### [TASK BRIEF]
Every line that contains the word "nservices" should be copied out.

Records from a data collection:
══════════

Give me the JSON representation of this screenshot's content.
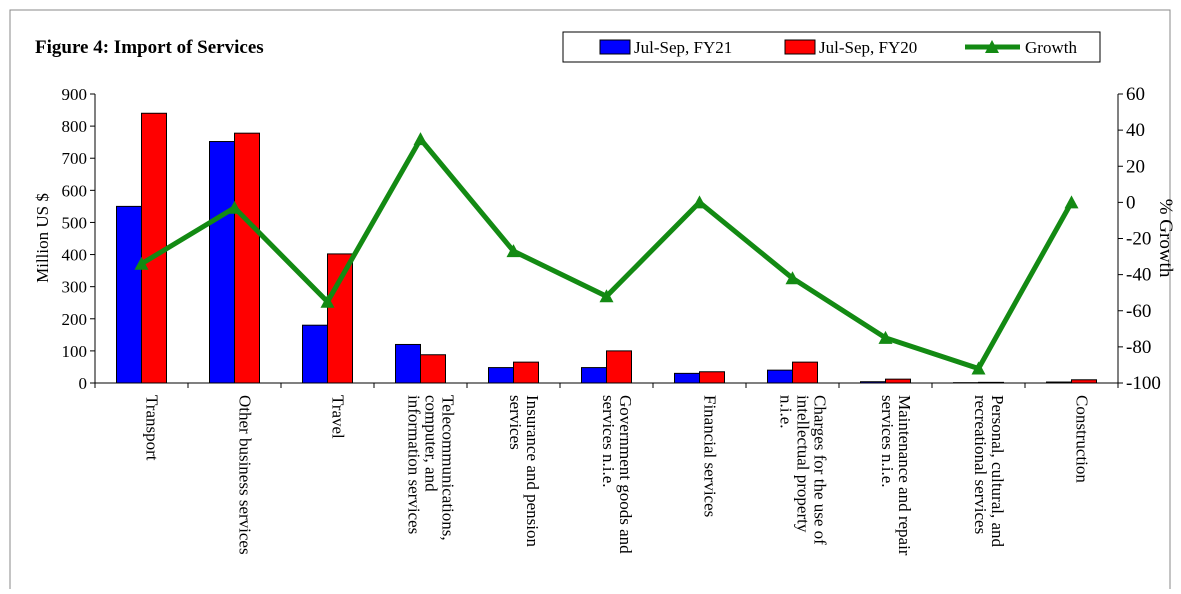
{
  "chart_data": {
    "type": "bar_line",
    "title": "Figure 4: Import of Services",
    "ylabel": "Million US $",
    "y2label": "% Growth",
    "categories": [
      "Transport",
      "Other business services",
      "Travel",
      "Telecommunications,\ncomputer, and\ninformation services",
      "Insurance and pension\nservices",
      "Government goods and\nservices n.i.e.",
      "Financial services",
      "Charges for the use of\nintellectual property\nn.i.e.",
      "Maintenance and repair\nservices n.i.e.",
      "Personal, cultural, and\nrecreational services",
      "Construction"
    ],
    "series": [
      {
        "name": "Jul-Sep, FY21",
        "color": "#0000ff",
        "type": "bar",
        "values": [
          550,
          752,
          180,
          120,
          48,
          48,
          30,
          40,
          4,
          1,
          3
        ]
      },
      {
        "name": "Jul-Sep, FY20",
        "color": "#ff0000",
        "type": "bar",
        "values": [
          840,
          778,
          402,
          88,
          65,
          100,
          35,
          65,
          12,
          2,
          10
        ]
      },
      {
        "name": "Growth",
        "color": "#138a13",
        "type": "line",
        "axis": "y2",
        "values": [
          -34,
          -3,
          -55,
          35,
          -27,
          -52,
          0,
          -42,
          -75,
          -92,
          0
        ]
      }
    ],
    "ylim": [
      0,
      900
    ],
    "yticks": [
      0,
      100,
      200,
      300,
      400,
      500,
      600,
      700,
      800,
      900
    ],
    "y2lim": [
      -100,
      60
    ],
    "y2ticks": [
      -100,
      -80,
      -60,
      -40,
      -20,
      0,
      20,
      40,
      60
    ],
    "legend": "top-right"
  }
}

══════════

### [SOLUTION]
      "Insurance and pension\nservices",
      "Government goods and\nservices n.i.e.",
      "Maintenance and repair\nservices n.i.e.",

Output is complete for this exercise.